• _Requirements_
Give only the number of lines where "with" occurs.

--- BEGIN ---

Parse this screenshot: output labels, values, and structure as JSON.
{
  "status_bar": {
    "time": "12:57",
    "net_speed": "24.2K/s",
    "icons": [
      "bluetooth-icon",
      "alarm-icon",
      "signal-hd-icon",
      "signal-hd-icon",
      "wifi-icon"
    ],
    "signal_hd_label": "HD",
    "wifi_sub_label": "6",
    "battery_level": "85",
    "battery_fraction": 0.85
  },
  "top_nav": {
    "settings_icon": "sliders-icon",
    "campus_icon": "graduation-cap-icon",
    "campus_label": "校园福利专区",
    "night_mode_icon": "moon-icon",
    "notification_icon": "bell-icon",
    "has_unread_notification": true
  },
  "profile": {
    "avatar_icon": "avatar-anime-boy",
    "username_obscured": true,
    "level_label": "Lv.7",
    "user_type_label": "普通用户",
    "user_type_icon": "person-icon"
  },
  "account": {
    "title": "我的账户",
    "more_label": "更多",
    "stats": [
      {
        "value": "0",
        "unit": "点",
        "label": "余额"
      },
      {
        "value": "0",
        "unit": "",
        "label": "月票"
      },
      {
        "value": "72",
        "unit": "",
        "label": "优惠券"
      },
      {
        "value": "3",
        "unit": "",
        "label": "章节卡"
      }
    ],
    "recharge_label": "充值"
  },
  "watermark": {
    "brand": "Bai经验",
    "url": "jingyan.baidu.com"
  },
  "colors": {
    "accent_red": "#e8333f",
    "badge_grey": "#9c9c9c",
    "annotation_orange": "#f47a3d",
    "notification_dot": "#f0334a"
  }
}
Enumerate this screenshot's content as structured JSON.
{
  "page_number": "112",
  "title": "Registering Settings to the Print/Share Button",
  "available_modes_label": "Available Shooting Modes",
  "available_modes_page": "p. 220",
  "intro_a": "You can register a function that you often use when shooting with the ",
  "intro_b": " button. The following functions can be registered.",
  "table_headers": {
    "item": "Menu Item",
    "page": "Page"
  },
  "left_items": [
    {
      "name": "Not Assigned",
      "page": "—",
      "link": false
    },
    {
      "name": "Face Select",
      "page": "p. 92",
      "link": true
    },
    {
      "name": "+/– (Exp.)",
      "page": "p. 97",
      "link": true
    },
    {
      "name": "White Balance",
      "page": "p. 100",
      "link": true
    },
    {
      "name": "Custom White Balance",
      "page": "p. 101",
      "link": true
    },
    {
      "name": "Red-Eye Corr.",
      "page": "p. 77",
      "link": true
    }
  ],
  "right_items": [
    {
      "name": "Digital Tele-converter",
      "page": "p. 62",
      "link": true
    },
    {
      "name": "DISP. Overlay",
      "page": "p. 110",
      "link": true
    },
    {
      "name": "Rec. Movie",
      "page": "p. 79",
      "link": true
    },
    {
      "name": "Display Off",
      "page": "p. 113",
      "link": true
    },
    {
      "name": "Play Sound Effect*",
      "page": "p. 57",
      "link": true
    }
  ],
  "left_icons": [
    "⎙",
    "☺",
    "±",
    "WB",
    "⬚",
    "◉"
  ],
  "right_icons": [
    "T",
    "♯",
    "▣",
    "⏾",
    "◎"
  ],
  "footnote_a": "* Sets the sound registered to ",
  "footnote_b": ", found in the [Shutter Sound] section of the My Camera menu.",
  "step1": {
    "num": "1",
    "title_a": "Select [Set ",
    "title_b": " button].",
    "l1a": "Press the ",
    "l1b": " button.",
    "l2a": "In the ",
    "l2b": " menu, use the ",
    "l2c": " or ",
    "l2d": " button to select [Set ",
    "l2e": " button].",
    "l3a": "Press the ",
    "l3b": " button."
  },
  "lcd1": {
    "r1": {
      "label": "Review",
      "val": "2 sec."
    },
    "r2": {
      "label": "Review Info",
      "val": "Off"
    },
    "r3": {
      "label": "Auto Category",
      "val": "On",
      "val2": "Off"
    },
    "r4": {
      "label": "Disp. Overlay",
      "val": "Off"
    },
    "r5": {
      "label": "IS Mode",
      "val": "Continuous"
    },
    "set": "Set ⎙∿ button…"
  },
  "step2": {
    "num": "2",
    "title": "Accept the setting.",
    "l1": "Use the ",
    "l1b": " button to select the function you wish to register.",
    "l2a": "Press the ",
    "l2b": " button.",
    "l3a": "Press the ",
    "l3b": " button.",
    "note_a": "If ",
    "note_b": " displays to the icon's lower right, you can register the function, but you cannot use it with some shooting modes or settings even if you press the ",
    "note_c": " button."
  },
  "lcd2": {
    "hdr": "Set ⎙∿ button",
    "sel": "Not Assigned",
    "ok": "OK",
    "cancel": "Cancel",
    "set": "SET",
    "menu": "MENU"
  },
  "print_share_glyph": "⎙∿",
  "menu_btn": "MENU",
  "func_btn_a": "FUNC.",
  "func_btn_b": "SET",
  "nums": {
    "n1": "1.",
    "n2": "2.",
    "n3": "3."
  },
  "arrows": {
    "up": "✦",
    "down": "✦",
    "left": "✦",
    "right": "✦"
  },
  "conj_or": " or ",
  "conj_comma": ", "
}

--- END ---

• _Reply to the exercise_
2